** START **

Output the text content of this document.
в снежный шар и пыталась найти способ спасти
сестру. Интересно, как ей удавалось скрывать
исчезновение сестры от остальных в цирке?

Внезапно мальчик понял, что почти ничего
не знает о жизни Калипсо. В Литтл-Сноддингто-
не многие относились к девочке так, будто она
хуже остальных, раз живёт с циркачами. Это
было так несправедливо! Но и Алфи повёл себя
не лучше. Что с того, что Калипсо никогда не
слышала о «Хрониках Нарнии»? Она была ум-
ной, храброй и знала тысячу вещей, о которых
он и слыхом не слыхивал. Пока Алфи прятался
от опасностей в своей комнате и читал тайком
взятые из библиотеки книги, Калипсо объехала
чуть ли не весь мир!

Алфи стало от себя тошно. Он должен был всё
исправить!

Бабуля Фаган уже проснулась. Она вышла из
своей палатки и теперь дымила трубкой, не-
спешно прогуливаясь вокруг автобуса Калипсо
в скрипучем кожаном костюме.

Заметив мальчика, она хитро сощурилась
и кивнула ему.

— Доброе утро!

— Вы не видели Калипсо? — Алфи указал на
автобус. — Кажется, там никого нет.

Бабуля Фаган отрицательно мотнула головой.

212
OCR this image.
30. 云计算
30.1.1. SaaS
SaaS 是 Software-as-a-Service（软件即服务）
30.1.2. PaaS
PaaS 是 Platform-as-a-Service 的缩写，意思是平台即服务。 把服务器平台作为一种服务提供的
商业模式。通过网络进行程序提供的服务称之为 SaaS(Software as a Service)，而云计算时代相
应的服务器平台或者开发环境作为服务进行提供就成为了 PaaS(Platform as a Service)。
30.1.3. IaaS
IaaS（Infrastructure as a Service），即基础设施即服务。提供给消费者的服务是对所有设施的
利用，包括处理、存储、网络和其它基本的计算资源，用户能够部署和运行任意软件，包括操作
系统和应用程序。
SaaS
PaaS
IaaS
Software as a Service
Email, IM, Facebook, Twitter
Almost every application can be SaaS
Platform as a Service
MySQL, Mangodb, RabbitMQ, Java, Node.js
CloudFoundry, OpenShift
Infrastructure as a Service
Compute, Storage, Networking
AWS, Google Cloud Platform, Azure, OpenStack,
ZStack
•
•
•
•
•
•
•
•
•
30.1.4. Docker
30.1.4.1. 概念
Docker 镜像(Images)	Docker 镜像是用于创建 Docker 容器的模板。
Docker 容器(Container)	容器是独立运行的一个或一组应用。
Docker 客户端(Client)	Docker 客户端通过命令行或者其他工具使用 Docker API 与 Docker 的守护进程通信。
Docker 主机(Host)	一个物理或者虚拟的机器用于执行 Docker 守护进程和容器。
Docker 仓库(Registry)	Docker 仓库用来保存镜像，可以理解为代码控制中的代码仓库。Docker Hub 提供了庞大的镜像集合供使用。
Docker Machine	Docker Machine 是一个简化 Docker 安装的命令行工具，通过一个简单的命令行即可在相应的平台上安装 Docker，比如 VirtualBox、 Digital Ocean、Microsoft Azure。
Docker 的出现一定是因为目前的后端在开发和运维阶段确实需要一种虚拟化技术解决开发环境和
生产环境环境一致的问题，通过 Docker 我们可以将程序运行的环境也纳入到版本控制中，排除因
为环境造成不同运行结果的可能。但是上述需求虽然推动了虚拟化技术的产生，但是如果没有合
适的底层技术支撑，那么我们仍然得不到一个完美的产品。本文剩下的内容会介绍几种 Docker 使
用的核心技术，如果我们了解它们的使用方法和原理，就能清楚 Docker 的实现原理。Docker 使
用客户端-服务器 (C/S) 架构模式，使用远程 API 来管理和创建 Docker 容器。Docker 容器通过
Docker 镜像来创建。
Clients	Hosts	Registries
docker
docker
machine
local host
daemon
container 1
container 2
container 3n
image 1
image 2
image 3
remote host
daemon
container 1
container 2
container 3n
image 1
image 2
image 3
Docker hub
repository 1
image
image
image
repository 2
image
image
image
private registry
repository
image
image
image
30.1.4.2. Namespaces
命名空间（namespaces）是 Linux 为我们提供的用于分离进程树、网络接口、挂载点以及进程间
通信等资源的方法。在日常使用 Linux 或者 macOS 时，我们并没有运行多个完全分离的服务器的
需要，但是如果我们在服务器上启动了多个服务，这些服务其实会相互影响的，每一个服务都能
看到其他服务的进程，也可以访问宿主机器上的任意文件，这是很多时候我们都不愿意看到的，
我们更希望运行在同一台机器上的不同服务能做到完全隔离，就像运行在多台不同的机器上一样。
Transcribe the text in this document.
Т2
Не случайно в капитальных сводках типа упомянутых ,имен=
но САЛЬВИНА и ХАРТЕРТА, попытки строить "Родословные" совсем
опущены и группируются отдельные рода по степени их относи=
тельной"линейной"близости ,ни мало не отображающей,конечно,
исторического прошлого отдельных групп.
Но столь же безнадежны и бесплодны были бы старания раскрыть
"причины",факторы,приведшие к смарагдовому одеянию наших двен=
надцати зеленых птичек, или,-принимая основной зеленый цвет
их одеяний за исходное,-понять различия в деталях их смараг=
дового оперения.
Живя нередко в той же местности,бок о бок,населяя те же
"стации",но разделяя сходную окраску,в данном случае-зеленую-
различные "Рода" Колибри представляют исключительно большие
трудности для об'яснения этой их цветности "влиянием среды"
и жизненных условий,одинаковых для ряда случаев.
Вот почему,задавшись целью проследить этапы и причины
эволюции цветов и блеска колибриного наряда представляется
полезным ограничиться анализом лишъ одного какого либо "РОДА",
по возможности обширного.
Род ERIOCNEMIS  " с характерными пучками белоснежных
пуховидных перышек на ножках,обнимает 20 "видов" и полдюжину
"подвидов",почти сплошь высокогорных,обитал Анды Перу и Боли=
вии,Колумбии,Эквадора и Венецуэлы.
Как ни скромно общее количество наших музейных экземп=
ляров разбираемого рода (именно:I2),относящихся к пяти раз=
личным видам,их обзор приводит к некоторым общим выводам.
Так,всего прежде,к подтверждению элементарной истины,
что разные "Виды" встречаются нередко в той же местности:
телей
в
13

** END **

Every line above should be written out again exactly as it stands.

**Written response**
Output the text content of this document.
в снежный шар и пыталась найти способ спасти
сестру. Интересно, как ей удавалось скрывать
исчезновение сестры от остальных в цирке?

Внезапно мальчик понял, что почти ничего
не знает о жизни Калипсо. В Литтл-Сноддингто-
не многие относились к девочке так, будто она
хуже остальных, раз живёт с циркачами. Это
было так несправедливо! Но и Алфи повёл себя
не лучше. Что с того, что Калипсо никогда не
слышала о «Хрониках Нарнии»? Она была ум-
ной, храброй и знала тысячу вещей, о которых
он и слыхом не слыхивал. Пока Алфи прятался
от опасностей в своей комнате и читал тайком
взятые из библиотеки книги, Калипсо объехала
чуть ли не весь мир!

Алфи стало от себя тошно. Он должен был всё
исправить!

Бабуля Фаган уже проснулась. Она вышла из
своей палатки и теперь дымила трубкой, не-
спешно прогуливаясь вокруг автобуса Калипсо
в скрипучем кожаном костюме.

Заметив мальчика, она хитро сощурилась
и кивнула ему.

— Доброе утро!

— Вы не видели Калипсо? — Алфи указал на
автобус. — Кажется, там никого нет.

Бабуля Фаган отрицательно мотнула головой.

212
OCR this image.
30. 云计算
30.1.1. SaaS
SaaS 是 Software-as-a-Service（软件即服务）
30.1.2. PaaS
PaaS 是 Platform-as-a-Service 的缩写，意思是平台即服务。 把服务器平台作为一种服务提供的
商业模式。通过网络进行程序提供的服务称之为 SaaS(Software as a Service)，而云计算时代相
应的服务器平台或者开发环境作为服务进行提供就成为了 PaaS(Platform as a Service)。
30.1.3. IaaS
IaaS（Infrastructure as a Service），即基础设施即服务。提供给消费者的服务是对所有设施的
利用，包括处理、存储、网络和其它基本的计算资源，用户能够部署和运行任意软件，包括操作
系统和应用程序。
SaaS
PaaS
IaaS
Software as a Service
Email, IM, Facebook, Twitter
Almost every application can be SaaS
Platform as a Service
MySQL, Mangodb, RabbitMQ, Java, Node.js
CloudFoundry, OpenShift
Infrastructure as a Service
Compute, Storage, Networking
AWS, Google Cloud Platform, Azure, OpenStack,
ZStack
•
•
•
•
•
•
•
•
•
30.1.4. Docker
30.1.4.1. 概念
Docker 镜像(Images)	Docker 镜像是用于创建 Docker 容器的模板。
Docker 容器(Container)	容器是独立运行的一个或一组应用。
Docker 客户端(Client)	Docker 客户端通过命令行或者其他工具使用 Docker API 与 Docker 的守护进程通信。
Docker 主机(Host)	一个物理或者虚拟的机器用于执行 Docker 守护进程和容器。
Docker 仓库(Registry)	Docker 仓库用来保存镜像，可以理解为代码控制中的代码仓库。Docker Hub 提供了庞大的镜像集合供使用。
Docker Machine	Docker Machine 是一个简化 Docker 安装的命令行工具，通过一个简单的命令行即可在相应的平台上安装 Docker，比如 VirtualBox、 Digital Ocean、Microsoft Azure。
Docker 的出现一定是因为目前的后端在开发和运维阶段确实需要一种虚拟化技术解决开发环境和
生产环境环境一致的问题，通过 Docker 我们可以将程序运行的环境也纳入到版本控制中，排除因
为环境造成不同运行结果的可能。但是上述需求虽然推动了虚拟化技术的产生，但是如果没有合
适的底层技术支撑，那么我们仍然得不到一个完美的产品。本文剩下的内容会介绍几种 Docker 使
用的核心技术，如果我们了解它们的使用方法和原理，就能清楚 Docker 的实现原理。Docker 使
用客户端-服务器 (C/S) 架构模式，使用远程 API 来管理和创建 Docker 容器。Docker 容器通过
Docker 镜像来创建。
Clients	Hosts	Registries
docker
docker
machine
local host
daemon
container 1
container 2
container 3n
image 1
image 2
image 3
remote host
daemon
container 1
container 2
container 3n
image 1
image 2
image 3
Docker hub
repository 1
image
image
image
repository 2
image
image
image
private registry
repository
image
image
image
30.1.4.2. Namespaces
命名空间（namespaces）是 Linux 为我们提供的用于分离进程树、网络接口、挂载点以及进程间
通信等资源的方法。在日常使用 Linux 或者 macOS 时，我们并没有运行多个完全分离的服务器的
需要，但是如果我们在服务器上启动了多个服务，这些服务其实会相互影响的，每一个服务都能
看到其他服务的进程，也可以访问宿主机器上的任意文件，这是很多时候我们都不愿意看到的，
我们更希望运行在同一台机器上的不同服务能做到完全隔离，就像运行在多台不同的机器上一样。
Transcribe the text in this document.
Т2
Не случайно в капитальных сводках типа упомянутых ,имен=
но САЛЬВИНА и ХАРТЕРТА, попытки строить "Родословные" совсем
опущены и группируются отдельные рода по степени их относи=
тельной"линейной"близости ,ни мало не отображающей,конечно,
исторического прошлого отдельных групп.
Но столь же безнадежны и бесплодны были бы старания раскрыть
"причины",факторы,приведшие к смарагдовому одеянию наших двен=
надцати зеленых птичек, или,-принимая основной зеленый цвет
их одеяний за исходное,-понять различия в деталях их смараг=
дового оперения.
Живя нередко в той же местности,бок о бок,населяя те же
"стации",но разделяя сходную окраску,в данном случае-зеленую-
различные "Рода" Колибри представляют исключительно большие
трудности для об'яснения этой их цветности "влиянием среды"
и жизненных условий,одинаковых для ряда случаев.
Вот почему,задавшись целью проследить этапы и причины
эволюции цветов и блеска колибриного наряда представляется
полезным ограничиться анализом лишъ одного какого либо "РОДА",
по возможности обширного.
Род ERIOCNEMIS  " с характерными пучками белоснежных
пуховидных перышек на ножках,обнимает 20 "видов" и полдюжину
"подвидов",почти сплошь высокогорных,обитал Анды Перу и Боли=
вии,Колумбии,Эквадора и Венецуэлы.
Как ни скромно общее количество наших музейных экземп=
ляров разбираемого рода (именно:I2),относящихся к пяти раз=
личным видам,их обзор приводит к некоторым общим выводам.
Так,всего прежде,к подтверждению элементарной истины,
что разные "Виды" встречаются нередко в той же местности:
телей
в
13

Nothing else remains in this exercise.